**The request:**
Tally every line of the listing below that holds "Dist", then give the tally alone.

--- Start of Provided data ---

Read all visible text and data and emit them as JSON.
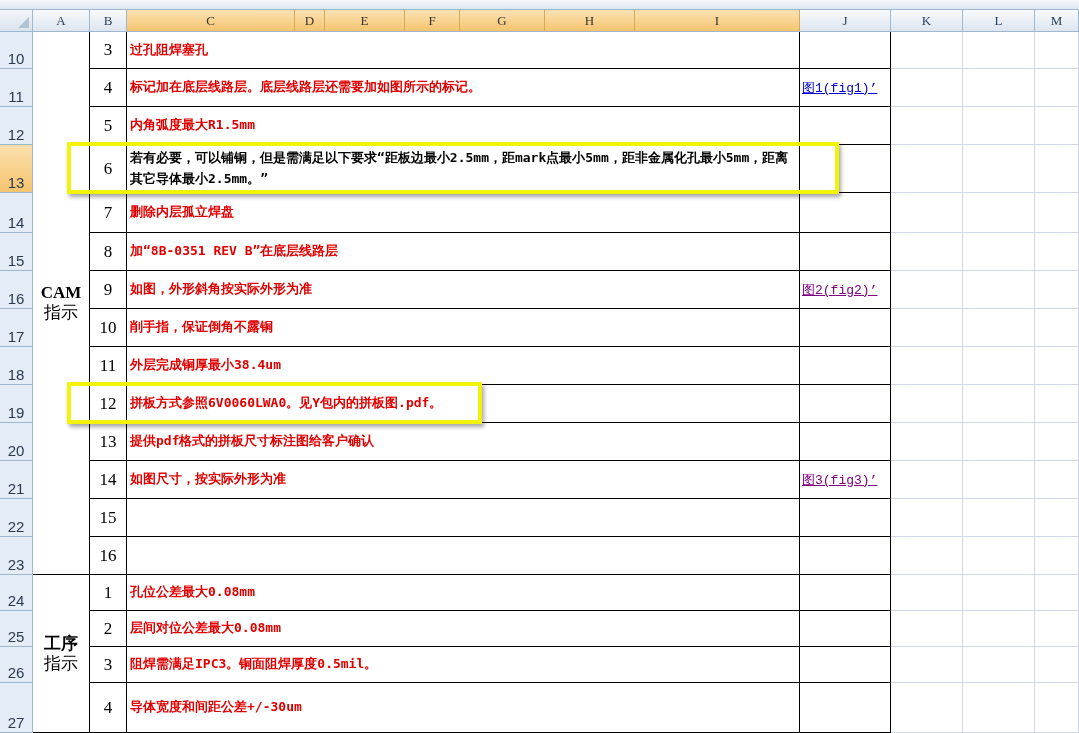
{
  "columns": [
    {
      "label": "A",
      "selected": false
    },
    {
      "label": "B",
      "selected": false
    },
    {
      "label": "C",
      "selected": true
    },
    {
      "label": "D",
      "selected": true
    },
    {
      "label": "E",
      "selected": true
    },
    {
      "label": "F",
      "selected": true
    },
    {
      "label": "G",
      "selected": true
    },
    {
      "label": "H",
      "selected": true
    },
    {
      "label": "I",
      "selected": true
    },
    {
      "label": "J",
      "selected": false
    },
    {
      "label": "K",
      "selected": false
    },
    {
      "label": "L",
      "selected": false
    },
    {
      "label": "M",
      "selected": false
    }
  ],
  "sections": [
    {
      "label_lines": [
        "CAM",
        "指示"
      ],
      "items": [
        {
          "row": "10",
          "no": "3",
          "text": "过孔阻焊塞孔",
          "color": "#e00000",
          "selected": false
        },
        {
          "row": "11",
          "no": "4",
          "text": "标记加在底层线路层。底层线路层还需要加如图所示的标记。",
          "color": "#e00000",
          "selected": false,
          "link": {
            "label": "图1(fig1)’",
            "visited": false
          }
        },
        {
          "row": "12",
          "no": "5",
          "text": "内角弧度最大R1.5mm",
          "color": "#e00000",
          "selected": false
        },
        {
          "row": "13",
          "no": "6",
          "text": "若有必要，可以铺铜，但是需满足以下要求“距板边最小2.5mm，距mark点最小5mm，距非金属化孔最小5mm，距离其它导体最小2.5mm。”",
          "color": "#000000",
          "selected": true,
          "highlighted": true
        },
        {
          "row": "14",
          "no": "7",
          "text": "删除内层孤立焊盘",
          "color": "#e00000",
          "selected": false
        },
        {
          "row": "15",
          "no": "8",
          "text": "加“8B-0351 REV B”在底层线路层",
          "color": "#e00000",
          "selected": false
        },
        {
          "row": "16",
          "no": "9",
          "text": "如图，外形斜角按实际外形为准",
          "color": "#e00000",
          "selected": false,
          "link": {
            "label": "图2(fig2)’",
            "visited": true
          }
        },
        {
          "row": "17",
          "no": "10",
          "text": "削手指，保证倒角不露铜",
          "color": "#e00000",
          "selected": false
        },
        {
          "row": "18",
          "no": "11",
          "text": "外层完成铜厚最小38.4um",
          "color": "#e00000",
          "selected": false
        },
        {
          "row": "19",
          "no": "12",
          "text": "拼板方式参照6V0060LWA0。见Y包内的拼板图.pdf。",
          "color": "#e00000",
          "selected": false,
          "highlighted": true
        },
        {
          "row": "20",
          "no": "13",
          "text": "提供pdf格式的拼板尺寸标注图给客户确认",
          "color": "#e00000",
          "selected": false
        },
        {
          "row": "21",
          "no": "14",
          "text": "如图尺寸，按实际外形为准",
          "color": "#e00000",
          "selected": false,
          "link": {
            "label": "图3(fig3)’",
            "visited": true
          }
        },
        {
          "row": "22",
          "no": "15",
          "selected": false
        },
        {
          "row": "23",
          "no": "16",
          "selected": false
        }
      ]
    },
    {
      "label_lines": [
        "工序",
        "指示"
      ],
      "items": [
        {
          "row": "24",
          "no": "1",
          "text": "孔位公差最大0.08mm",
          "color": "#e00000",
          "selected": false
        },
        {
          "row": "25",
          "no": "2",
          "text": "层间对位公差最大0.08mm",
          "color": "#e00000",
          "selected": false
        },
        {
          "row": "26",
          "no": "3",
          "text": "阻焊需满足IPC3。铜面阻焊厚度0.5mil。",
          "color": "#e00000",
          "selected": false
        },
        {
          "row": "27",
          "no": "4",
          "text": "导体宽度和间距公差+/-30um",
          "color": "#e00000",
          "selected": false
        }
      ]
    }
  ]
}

--- End of Provided data ---
--- Start of Provided data ---

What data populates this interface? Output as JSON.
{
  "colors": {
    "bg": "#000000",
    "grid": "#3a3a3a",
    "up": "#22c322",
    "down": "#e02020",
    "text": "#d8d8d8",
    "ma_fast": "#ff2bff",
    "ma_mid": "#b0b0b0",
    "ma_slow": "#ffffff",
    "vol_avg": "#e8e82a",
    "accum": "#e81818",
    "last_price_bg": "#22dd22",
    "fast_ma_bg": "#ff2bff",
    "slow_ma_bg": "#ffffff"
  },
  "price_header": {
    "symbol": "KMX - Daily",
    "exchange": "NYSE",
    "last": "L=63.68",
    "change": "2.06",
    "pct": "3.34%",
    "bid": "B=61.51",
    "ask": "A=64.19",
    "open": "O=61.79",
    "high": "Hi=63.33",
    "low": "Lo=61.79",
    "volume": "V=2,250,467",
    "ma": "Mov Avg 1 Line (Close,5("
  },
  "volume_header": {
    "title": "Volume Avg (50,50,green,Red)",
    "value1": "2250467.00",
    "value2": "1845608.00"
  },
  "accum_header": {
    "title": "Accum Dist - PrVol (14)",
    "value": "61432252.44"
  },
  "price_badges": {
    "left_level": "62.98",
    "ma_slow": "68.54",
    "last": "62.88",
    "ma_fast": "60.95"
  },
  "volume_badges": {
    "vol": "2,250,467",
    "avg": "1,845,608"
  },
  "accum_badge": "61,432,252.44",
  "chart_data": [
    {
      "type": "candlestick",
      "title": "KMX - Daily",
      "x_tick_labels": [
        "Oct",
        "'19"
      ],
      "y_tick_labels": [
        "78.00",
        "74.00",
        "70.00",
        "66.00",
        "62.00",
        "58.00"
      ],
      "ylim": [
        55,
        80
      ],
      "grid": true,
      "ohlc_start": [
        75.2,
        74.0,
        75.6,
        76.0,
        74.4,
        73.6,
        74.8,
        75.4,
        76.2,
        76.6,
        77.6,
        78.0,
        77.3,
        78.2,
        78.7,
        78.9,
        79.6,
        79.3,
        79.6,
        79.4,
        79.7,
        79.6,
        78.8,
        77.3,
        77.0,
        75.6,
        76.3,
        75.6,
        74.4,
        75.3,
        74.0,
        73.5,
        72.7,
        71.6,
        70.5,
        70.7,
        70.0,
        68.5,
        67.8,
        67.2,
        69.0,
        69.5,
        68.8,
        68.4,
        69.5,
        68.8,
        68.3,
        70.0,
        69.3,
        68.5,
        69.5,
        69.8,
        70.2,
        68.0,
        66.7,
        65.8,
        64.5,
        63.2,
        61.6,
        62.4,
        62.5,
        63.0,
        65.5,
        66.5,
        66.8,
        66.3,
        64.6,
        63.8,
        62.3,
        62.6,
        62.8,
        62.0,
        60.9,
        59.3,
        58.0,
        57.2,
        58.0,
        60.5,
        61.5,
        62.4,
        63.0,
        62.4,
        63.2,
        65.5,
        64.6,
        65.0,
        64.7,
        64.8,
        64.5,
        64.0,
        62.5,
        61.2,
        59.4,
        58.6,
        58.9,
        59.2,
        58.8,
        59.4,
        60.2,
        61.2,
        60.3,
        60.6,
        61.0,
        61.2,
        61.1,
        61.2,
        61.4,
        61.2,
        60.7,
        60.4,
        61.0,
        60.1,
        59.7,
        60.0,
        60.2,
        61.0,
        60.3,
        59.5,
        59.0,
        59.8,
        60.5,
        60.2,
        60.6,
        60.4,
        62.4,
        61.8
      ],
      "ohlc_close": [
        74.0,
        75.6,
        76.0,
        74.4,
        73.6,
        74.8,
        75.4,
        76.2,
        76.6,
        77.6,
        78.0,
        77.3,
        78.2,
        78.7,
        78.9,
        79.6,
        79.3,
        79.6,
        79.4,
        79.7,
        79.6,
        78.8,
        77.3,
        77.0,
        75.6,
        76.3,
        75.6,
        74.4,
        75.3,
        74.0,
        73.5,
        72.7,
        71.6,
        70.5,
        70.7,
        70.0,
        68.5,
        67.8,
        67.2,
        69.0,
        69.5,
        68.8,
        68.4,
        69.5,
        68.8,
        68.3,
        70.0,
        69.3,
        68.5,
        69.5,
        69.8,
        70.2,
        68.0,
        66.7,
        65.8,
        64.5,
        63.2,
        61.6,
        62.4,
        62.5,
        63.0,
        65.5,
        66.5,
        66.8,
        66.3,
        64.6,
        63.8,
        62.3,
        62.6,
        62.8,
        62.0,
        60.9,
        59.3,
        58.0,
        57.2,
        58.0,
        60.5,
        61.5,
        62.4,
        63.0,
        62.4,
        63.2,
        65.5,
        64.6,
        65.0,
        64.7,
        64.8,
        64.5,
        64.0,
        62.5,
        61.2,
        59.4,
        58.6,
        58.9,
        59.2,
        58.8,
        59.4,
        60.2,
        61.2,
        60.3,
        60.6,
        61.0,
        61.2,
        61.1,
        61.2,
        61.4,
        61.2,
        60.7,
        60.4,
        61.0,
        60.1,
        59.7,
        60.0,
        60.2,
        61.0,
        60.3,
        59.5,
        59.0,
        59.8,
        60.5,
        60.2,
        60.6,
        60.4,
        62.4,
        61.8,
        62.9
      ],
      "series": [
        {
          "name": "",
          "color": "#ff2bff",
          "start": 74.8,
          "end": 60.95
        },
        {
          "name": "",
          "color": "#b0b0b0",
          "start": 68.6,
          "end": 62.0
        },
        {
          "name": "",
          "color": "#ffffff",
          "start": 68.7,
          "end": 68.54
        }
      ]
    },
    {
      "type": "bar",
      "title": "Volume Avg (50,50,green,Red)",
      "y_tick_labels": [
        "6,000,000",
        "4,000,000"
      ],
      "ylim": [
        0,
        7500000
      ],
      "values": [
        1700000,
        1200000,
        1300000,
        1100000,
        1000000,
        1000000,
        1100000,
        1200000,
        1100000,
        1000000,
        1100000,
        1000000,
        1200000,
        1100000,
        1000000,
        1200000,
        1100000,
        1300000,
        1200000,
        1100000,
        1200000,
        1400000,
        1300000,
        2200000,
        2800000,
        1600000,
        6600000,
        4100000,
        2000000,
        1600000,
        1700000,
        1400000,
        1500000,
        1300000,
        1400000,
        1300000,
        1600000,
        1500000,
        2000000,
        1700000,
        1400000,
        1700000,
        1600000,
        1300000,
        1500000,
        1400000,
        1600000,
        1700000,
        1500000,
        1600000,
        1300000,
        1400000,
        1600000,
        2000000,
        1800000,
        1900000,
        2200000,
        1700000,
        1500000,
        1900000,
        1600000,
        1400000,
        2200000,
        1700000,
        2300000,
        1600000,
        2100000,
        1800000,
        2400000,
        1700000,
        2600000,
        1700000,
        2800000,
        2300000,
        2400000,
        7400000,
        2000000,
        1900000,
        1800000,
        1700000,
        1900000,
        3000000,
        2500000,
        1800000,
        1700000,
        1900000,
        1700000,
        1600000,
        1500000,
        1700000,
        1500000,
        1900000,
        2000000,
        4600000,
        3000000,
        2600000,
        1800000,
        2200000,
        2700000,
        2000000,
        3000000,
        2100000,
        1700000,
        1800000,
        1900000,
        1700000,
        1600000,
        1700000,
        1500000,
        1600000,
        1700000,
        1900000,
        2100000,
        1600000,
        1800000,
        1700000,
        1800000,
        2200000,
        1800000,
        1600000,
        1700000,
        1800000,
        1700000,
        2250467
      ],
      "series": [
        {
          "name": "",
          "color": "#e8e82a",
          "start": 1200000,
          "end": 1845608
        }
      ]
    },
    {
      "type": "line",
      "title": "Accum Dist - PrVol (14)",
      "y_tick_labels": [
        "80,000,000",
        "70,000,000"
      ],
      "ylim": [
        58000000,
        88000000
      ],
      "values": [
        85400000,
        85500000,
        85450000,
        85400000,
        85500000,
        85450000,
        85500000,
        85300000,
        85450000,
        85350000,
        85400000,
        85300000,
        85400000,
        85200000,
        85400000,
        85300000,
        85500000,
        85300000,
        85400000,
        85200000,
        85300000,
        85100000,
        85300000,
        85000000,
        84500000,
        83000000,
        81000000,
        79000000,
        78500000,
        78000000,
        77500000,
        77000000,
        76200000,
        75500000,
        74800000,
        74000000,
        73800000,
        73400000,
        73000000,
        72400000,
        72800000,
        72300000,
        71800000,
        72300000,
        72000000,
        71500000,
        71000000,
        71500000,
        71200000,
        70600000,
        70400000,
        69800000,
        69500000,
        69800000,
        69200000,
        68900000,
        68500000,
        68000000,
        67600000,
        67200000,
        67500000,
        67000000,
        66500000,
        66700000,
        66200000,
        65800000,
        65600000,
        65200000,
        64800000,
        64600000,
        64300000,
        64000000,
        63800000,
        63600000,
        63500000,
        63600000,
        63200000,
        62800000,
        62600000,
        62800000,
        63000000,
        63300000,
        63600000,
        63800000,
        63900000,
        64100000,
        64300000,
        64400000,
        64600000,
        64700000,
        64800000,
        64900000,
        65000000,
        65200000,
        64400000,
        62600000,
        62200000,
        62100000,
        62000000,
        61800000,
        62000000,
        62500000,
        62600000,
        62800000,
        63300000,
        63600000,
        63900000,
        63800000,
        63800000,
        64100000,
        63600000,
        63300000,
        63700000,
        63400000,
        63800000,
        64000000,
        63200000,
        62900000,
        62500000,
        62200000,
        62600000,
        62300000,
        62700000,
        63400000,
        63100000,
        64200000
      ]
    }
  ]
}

--- End of Provided data ---
--- Start of Provided data ---

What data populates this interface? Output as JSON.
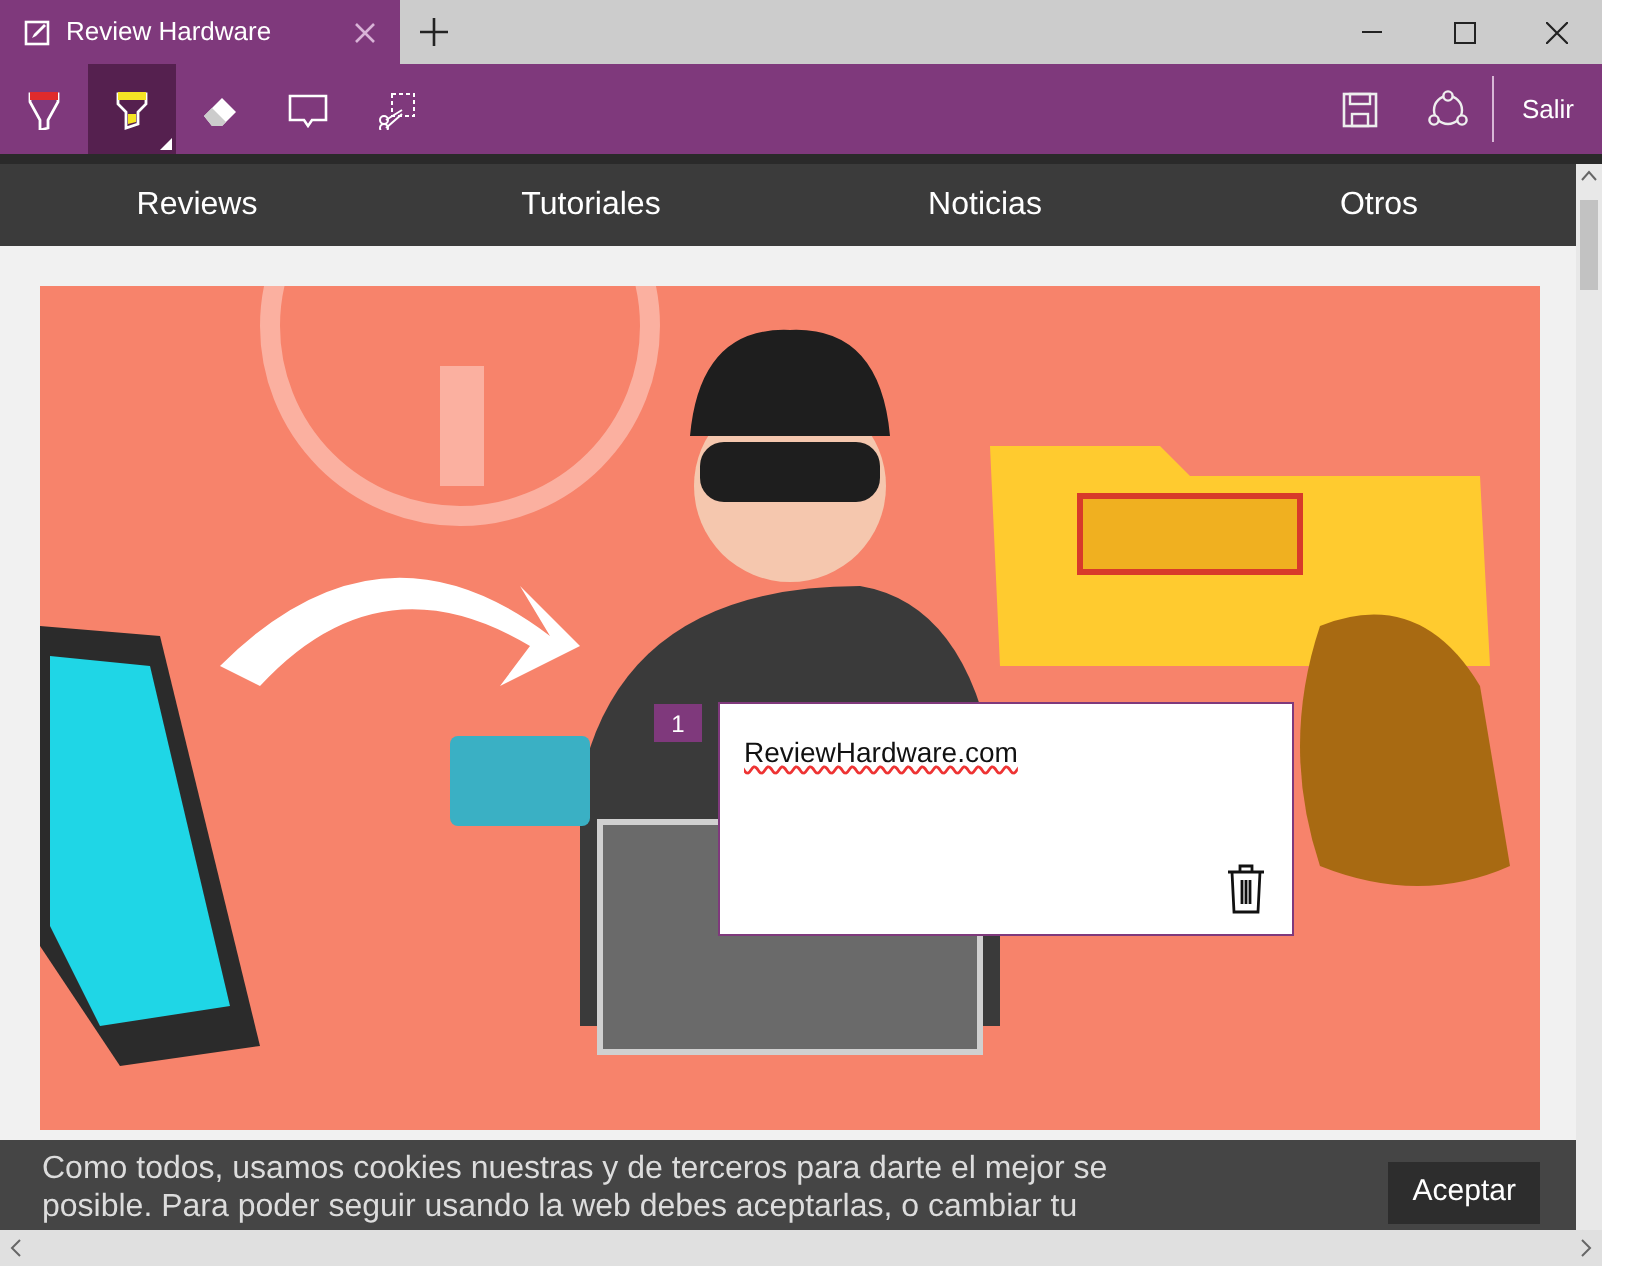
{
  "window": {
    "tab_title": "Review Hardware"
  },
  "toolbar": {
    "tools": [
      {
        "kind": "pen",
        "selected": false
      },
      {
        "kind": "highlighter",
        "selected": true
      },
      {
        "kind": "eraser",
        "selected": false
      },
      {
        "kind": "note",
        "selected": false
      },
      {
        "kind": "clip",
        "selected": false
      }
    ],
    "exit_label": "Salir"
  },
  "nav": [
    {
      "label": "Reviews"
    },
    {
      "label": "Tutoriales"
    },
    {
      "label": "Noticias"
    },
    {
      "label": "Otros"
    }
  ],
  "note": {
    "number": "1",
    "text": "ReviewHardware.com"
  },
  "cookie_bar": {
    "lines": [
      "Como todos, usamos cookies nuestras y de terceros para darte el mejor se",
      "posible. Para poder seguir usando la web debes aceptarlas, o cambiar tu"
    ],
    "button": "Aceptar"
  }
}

--- End of Provided data ---

**Written answer:**
2